(Lines of data)
---
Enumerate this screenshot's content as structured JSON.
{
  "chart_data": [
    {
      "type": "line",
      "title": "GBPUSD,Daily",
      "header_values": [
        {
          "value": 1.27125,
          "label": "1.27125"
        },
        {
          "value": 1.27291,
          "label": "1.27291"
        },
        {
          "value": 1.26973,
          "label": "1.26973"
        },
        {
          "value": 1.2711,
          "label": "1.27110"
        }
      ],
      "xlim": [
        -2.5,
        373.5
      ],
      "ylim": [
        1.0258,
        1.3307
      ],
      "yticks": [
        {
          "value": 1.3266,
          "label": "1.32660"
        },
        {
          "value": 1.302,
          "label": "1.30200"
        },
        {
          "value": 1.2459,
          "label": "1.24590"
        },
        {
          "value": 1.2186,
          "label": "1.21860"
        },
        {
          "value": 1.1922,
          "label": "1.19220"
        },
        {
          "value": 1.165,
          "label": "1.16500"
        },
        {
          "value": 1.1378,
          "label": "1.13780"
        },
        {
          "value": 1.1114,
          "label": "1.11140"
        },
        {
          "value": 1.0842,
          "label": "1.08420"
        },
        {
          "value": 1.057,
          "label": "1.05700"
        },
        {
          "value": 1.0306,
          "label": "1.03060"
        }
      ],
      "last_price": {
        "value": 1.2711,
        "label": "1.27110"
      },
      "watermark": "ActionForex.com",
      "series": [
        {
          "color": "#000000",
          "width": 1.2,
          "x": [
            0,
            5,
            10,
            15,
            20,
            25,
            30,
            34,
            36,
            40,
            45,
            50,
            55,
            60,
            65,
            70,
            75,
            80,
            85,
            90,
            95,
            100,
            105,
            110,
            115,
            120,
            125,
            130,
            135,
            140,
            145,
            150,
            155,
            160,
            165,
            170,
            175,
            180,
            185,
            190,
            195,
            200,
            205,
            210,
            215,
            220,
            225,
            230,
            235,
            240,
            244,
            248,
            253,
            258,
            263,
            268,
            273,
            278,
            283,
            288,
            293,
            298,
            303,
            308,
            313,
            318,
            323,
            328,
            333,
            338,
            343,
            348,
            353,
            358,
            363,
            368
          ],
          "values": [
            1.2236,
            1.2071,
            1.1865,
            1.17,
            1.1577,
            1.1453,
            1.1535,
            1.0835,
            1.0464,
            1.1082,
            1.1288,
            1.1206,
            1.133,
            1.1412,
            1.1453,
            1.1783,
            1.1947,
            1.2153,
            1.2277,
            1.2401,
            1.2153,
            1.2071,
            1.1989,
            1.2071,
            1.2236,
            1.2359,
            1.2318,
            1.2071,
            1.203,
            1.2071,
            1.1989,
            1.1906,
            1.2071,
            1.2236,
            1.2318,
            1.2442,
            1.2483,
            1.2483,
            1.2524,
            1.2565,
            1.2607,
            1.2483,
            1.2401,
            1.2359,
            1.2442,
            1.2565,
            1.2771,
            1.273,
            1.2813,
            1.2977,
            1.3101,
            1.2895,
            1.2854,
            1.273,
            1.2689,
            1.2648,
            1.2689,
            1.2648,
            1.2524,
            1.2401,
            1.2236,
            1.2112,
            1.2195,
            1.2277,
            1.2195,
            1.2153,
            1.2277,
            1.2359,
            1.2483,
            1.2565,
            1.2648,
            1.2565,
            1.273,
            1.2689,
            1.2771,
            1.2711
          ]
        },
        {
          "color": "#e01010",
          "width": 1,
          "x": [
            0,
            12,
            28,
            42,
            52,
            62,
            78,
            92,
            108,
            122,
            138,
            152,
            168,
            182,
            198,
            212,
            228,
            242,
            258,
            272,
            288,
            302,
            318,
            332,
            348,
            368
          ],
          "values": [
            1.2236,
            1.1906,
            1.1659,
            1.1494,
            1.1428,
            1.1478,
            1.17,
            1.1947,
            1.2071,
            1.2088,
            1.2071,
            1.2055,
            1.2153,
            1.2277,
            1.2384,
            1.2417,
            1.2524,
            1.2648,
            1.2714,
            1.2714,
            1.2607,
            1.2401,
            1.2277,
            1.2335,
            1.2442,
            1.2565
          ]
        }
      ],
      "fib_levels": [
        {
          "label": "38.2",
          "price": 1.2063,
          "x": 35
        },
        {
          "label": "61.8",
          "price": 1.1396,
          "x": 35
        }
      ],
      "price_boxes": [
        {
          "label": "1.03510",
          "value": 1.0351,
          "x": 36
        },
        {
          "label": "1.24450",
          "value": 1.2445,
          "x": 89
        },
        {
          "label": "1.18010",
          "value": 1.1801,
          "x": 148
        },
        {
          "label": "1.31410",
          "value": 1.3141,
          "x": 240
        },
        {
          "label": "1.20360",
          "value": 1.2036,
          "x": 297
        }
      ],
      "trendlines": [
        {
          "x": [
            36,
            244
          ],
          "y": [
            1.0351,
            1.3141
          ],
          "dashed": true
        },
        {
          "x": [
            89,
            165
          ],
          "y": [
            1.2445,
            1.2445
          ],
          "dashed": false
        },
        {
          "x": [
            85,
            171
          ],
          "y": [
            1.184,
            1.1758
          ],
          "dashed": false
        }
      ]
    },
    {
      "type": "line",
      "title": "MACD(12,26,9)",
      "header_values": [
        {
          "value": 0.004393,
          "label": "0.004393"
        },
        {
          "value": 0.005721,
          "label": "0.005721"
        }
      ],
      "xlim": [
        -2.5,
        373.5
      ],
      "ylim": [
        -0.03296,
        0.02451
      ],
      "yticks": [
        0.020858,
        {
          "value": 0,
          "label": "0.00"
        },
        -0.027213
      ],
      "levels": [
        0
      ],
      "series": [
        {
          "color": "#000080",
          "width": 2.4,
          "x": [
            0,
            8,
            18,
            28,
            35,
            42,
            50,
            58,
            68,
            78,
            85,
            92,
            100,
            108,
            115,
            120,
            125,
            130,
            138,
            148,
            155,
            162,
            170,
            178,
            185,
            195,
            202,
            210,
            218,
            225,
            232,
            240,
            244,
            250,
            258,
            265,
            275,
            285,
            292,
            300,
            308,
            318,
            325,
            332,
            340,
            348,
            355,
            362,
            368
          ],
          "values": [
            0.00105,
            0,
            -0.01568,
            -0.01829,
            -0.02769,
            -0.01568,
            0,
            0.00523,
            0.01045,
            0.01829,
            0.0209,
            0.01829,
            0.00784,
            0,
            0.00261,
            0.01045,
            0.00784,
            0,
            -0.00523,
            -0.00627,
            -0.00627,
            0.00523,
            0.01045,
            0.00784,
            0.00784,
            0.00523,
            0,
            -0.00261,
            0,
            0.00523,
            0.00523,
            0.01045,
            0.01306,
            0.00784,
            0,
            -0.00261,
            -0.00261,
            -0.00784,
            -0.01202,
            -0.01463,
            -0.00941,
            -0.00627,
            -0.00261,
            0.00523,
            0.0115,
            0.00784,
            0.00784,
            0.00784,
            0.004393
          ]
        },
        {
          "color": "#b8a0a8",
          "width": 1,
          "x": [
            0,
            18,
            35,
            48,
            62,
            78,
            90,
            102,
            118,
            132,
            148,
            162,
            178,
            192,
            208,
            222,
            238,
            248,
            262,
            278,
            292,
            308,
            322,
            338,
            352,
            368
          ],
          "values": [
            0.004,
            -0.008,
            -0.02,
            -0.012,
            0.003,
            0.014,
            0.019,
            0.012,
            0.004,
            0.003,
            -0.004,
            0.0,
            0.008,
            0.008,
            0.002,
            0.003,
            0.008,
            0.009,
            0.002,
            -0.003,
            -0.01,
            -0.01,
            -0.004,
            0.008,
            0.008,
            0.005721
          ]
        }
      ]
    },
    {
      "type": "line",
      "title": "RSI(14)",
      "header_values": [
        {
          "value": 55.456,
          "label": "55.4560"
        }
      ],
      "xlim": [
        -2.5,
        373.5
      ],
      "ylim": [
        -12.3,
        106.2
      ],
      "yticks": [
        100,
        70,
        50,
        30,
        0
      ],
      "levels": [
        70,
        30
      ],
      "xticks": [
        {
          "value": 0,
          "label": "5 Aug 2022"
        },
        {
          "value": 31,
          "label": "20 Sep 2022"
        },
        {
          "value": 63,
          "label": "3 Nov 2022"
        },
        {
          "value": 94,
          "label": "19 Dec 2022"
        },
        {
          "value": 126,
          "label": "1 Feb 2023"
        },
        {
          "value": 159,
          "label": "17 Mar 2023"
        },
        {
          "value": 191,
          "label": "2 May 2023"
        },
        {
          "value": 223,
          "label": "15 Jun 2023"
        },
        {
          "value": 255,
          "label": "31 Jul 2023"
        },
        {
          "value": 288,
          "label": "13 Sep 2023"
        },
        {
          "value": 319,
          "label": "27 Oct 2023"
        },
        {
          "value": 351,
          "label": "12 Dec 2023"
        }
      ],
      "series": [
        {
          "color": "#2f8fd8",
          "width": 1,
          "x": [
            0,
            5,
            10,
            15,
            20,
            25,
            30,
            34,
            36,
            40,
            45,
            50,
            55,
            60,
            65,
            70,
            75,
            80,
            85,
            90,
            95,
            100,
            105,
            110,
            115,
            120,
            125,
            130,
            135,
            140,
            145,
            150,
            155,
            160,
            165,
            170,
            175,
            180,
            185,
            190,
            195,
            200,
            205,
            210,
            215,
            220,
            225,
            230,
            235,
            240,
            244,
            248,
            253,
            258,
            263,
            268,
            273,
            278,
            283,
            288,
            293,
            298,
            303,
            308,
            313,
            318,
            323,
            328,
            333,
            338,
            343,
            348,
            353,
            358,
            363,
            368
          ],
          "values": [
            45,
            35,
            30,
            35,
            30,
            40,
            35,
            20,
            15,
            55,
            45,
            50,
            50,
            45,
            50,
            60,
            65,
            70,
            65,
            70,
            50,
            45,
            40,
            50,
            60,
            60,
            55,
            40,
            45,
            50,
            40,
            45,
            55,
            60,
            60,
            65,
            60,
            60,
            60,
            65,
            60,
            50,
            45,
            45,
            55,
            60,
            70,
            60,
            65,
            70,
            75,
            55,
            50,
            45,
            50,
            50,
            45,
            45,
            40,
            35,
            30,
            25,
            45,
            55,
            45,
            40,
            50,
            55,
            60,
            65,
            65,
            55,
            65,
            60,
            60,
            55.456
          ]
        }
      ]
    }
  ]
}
---
• The request: Search the entries for the string "color" and collect each line that has it.

• Solved problem:
          "color": "#000000",
          "color": "#e01010",
          "color": "#000080",
          "color": "#b8a0a8",
          "color": "#2f8fd8",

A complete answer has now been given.